▶ [What you are asked to do]: Return all entries word for word, but drop any images.
(begin)
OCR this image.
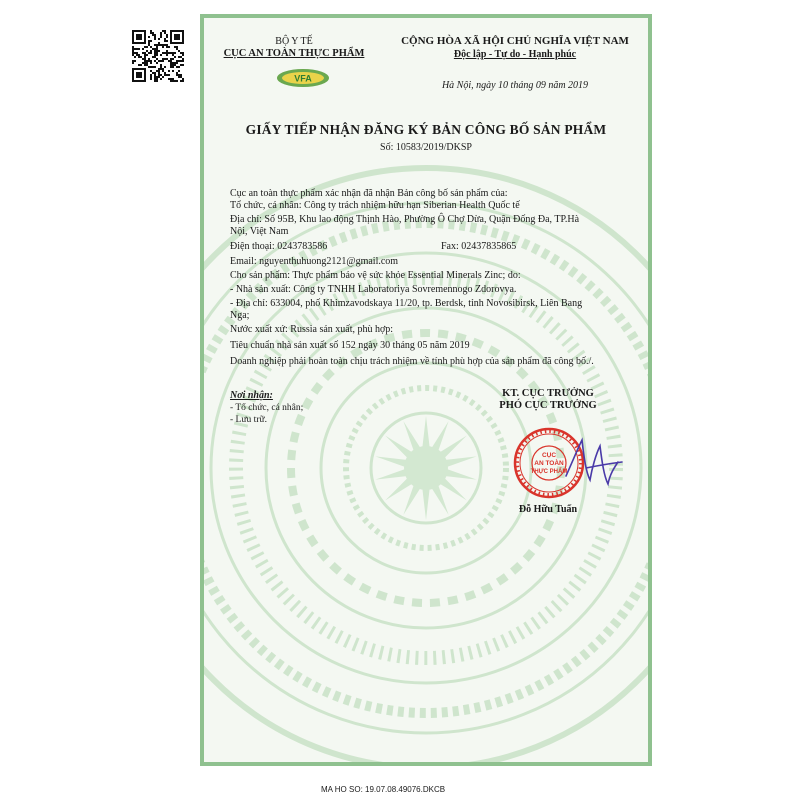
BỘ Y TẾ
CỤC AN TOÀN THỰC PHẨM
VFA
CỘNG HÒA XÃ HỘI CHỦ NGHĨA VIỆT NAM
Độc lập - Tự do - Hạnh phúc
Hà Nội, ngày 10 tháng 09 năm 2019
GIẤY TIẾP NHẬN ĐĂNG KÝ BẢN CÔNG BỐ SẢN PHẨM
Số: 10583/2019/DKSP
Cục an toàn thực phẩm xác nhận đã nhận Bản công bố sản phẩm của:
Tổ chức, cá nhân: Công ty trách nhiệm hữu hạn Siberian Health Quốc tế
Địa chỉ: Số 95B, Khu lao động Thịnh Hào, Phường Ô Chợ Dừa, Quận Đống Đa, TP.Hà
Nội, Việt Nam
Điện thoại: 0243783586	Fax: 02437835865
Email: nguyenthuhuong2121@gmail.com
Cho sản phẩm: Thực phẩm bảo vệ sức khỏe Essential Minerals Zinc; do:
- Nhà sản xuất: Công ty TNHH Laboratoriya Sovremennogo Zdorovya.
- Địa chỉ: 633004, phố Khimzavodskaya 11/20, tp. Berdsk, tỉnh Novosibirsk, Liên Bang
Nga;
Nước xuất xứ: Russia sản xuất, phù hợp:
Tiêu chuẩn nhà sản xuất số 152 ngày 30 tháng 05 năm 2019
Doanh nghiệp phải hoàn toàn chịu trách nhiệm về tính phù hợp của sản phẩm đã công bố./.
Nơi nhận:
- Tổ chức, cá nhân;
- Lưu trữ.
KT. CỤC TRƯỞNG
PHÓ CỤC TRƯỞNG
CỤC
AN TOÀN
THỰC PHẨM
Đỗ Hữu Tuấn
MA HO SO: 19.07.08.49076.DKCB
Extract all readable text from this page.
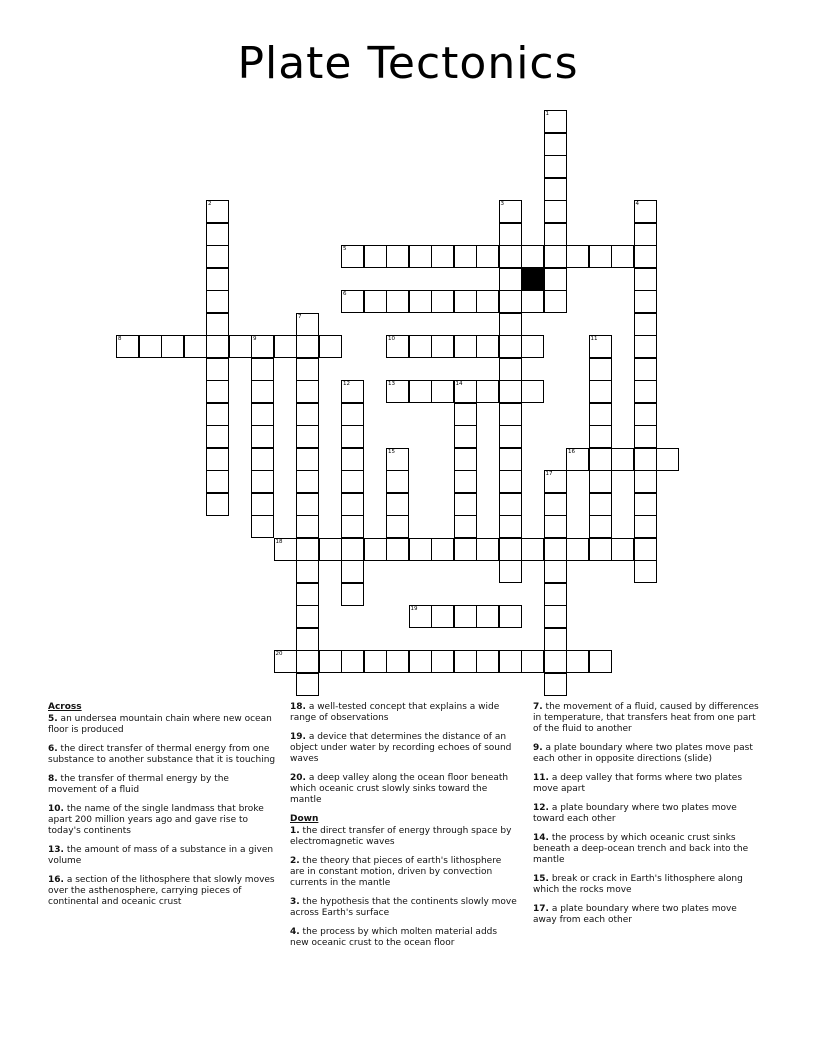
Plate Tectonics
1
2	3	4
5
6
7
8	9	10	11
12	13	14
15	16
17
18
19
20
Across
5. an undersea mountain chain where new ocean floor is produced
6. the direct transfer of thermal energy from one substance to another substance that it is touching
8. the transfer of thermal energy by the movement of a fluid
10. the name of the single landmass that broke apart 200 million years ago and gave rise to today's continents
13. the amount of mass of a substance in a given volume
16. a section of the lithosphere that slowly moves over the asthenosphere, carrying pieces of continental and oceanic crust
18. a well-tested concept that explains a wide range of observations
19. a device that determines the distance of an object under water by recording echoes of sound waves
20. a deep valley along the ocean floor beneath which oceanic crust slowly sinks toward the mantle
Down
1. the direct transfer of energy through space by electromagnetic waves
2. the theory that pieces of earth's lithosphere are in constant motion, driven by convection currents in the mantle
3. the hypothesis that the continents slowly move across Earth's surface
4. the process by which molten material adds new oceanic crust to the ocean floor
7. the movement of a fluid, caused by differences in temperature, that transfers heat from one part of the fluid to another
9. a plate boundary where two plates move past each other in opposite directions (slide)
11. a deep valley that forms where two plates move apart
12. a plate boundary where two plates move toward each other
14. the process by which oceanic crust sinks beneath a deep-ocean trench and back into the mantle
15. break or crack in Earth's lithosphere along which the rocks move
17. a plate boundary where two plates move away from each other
(end)
▶ [Result]:
OCR this image.
BỘ Y TẾ
CỤC AN TOÀN THỰC PHẨM
VFA
CỘNG HÒA XÃ HỘI CHỦ NGHĨA VIỆT NAM
Độc lập - Tự do - Hạnh phúc
Hà Nội, ngày 10 tháng 09 năm 2019
GIẤY TIẾP NHẬN ĐĂNG KÝ BẢN CÔNG BỐ SẢN PHẨM
Số: 10583/2019/DKSP
Cục an toàn thực phẩm xác nhận đã nhận Bản công bố sản phẩm của:
Tổ chức, cá nhân: Công ty trách nhiệm hữu hạn Siberian Health Quốc tế
Địa chỉ: Số 95B, Khu lao động Thịnh Hào, Phường Ô Chợ Dừa, Quận Đống Đa, TP.Hà
Nội, Việt Nam
Điện thoại: 0243783586	Fax: 02437835865
Email: nguyenthuhuong2121@gmail.com
Cho sản phẩm: Thực phẩm bảo vệ sức khỏe Essential Minerals Zinc; do:
- Nhà sản xuất: Công ty TNHH Laboratoriya Sovremennogo Zdorovya.
- Địa chỉ: 633004, phố Khimzavodskaya 11/20, tp. Berdsk, tỉnh Novosibirsk, Liên Bang
Nga;
Nước xuất xứ: Russia sản xuất, phù hợp:
Tiêu chuẩn nhà sản xuất số 152 ngày 30 tháng 05 năm 2019
Doanh nghiệp phải hoàn toàn chịu trách nhiệm về tính phù hợp của sản phẩm đã công bố./.
Nơi nhận:
- Tổ chức, cá nhân;
- Lưu trữ.
KT. CỤC TRƯỞNG
PHÓ CỤC TRƯỞNG
CỤC
AN TOÀN
THỰC PHẨM
Đỗ Hữu Tuấn
MA HO SO: 19.07.08.49076.DKCB
Extract all readable text from this page.
Plate Tectonics
1
2	3	4
5
6
7
8	9	10	11
12	13	14
15	16
17
18
19
20
Across
5. an undersea mountain chain where new ocean floor is produced
6. the direct transfer of thermal energy from one substance to another substance that it is touching
8. the transfer of thermal energy by the movement of a fluid
10. the name of the single landmass that broke apart 200 million years ago and gave rise to today's continents
13. the amount of mass of a substance in a given volume
16. a section of the lithosphere that slowly moves over the asthenosphere, carrying pieces of continental and oceanic crust
18. a well-tested concept that explains a wide range of observations
19. a device that determines the distance of an object under water by recording echoes of sound waves
20. a deep valley along the ocean floor beneath which oceanic crust slowly sinks toward the mantle
Down
1. the direct transfer of energy through space by electromagnetic waves
2. the theory that pieces of earth's lithosphere are in constant motion, driven by convection currents in the mantle
3. the hypothesis that the continents slowly move across Earth's surface
4. the process by which molten material adds new oceanic crust to the ocean floor
7. the movement of a fluid, caused by differences in temperature, that transfers heat from one part of the fluid to another
9. a plate boundary where two plates move past each other in opposite directions (slide)
11. a deep valley that forms where two plates move apart
12. a plate boundary where two plates move toward each other
14. the process by which oceanic crust sinks beneath a deep-ocean trench and back into the mantle
15. break or crack in Earth's lithosphere along which the rocks move
17. a plate boundary where two plates move away from each other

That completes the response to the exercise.